◆ Records shown ◆
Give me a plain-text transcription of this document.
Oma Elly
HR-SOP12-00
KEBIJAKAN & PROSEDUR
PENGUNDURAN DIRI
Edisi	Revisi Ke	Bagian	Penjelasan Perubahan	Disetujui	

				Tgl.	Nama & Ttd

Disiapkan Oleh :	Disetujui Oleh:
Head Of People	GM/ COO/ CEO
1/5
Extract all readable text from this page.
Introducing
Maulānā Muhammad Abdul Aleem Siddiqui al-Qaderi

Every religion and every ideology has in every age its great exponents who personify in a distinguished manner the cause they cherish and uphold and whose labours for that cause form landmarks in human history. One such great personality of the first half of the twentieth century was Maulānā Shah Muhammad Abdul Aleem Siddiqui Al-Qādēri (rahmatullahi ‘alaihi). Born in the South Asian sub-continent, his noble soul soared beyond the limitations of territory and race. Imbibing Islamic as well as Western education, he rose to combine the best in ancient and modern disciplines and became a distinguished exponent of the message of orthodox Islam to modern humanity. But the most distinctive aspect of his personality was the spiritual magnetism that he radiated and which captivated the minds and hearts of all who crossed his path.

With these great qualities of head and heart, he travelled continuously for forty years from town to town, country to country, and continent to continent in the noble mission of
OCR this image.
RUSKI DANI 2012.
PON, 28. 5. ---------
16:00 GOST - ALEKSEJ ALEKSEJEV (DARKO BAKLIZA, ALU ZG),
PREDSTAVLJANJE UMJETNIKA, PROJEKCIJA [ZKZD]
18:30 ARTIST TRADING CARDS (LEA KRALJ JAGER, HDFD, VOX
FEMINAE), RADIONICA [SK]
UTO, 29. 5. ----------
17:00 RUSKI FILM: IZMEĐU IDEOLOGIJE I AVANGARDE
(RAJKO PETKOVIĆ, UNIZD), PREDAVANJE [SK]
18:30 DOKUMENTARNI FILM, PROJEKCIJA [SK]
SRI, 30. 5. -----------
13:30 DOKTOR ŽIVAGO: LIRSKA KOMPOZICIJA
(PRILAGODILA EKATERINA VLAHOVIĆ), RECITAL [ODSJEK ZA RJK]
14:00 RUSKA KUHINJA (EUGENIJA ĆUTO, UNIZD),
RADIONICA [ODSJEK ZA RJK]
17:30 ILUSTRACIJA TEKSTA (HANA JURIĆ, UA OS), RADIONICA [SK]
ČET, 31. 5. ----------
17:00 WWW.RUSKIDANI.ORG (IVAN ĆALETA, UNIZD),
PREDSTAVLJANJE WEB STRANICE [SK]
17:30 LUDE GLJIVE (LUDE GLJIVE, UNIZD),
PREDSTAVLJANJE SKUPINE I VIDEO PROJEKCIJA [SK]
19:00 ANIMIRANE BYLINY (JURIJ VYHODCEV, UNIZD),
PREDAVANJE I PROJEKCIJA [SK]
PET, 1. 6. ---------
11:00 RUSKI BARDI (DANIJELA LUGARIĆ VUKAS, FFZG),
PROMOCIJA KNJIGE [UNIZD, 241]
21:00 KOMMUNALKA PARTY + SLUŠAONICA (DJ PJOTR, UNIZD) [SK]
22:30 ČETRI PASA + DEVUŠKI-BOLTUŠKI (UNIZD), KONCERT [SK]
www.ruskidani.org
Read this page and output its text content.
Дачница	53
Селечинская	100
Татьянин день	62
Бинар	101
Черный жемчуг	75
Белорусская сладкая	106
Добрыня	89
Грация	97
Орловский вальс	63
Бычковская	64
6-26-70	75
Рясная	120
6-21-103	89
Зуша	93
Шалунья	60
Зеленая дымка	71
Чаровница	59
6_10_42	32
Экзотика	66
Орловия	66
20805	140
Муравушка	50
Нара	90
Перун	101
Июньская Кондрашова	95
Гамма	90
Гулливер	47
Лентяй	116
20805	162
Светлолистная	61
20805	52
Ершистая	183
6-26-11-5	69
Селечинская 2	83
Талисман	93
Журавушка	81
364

◆ To do ◆
Give the number of lines that hold the word "UNIZD" in these records, with nothing added.

◆ Finished task ◆
8